> Set exercise
Retype each record shown below, leaving every character as it is.

(Records from a data source)
__________

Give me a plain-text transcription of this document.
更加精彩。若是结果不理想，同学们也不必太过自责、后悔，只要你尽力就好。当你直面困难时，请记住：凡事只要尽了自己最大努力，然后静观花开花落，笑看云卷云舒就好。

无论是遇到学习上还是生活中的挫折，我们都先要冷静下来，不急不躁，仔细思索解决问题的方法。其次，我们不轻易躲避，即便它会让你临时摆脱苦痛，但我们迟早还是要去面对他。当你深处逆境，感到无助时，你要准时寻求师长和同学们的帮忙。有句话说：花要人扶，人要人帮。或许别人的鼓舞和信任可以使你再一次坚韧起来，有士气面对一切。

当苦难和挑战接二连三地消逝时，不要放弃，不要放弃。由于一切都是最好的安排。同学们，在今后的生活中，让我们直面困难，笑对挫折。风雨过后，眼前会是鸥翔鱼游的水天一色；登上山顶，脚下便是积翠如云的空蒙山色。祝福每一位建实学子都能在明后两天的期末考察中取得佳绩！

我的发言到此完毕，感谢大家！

__________

> Result for this exercise
Give me a plain-text transcription of this document.
更加精彩。若是结果不理想，同学们也不必太过自责、后悔，只要你尽力就好。当你直面困难时，请记住：凡事只要尽了自己最大努力，然后静观花开花落，笑看云卷云舒就好。

无论是遇到学习上还是生活中的挫折，我们都先要冷静下来，不急不躁，仔细思索解决问题的方法。其次，我们不轻易躲避，即便它会让你临时摆脱苦痛，但我们迟早还是要去面对他。当你深处逆境，感到无助时，你要准时寻求师长和同学们的帮忙。有句话说：花要人扶，人要人帮。或许别人的鼓舞和信任可以使你再一次坚韧起来，有士气面对一切。

当苦难和挑战接二连三地消逝时，不要放弃，不要放弃。由于一切都是最好的安排。同学们，在今后的生活中，让我们直面困难，笑对挫折。风雨过后，眼前会是鸥翔鱼游的水天一色；登上山顶，脚下便是积翠如云的空蒙山色。祝福每一位建实学子都能在明后两天的期末考察中取得佳绩！

我的发言到此完毕，感谢大家！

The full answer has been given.